PROBLEM REQUIREMENTS => Gather the lines from the material that contain "mero".

═════ DATASET

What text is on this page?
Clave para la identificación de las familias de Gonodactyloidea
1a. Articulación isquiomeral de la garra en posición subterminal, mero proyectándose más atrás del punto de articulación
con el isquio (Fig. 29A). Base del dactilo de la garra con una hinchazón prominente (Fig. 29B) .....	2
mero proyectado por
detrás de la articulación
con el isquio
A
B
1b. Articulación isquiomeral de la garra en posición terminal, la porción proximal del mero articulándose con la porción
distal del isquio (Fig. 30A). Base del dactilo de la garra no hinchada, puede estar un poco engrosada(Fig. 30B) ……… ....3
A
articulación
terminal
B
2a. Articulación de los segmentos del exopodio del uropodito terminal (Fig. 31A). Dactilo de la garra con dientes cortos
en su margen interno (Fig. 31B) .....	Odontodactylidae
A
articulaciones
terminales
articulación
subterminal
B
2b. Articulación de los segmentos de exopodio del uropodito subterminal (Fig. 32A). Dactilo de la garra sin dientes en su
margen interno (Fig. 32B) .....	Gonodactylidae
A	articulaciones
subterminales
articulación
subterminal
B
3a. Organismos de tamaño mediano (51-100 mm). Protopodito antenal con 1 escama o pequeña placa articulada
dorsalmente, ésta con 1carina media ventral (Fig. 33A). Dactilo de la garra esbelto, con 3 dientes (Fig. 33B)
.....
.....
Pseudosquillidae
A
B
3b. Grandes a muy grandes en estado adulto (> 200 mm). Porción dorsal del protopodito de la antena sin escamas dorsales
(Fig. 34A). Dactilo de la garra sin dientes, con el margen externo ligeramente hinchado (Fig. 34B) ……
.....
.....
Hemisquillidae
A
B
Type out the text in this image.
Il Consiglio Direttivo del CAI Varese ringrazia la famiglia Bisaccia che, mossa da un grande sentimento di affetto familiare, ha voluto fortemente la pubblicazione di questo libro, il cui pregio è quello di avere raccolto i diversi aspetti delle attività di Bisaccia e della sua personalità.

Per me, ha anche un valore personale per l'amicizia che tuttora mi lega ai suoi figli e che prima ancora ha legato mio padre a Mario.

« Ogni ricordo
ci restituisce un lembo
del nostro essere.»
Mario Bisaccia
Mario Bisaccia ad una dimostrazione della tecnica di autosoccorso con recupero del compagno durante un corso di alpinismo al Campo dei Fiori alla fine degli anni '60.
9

══════════

TASK SOLUTION =>
1a. Articulación isquiomeral de la garra en posición subterminal, mero proyectándose más atrás del punto de articulación
mero proyectado por
1b. Articulación isquiomeral de la garra en posición terminal, la porción proximal del mero articulándose con la porción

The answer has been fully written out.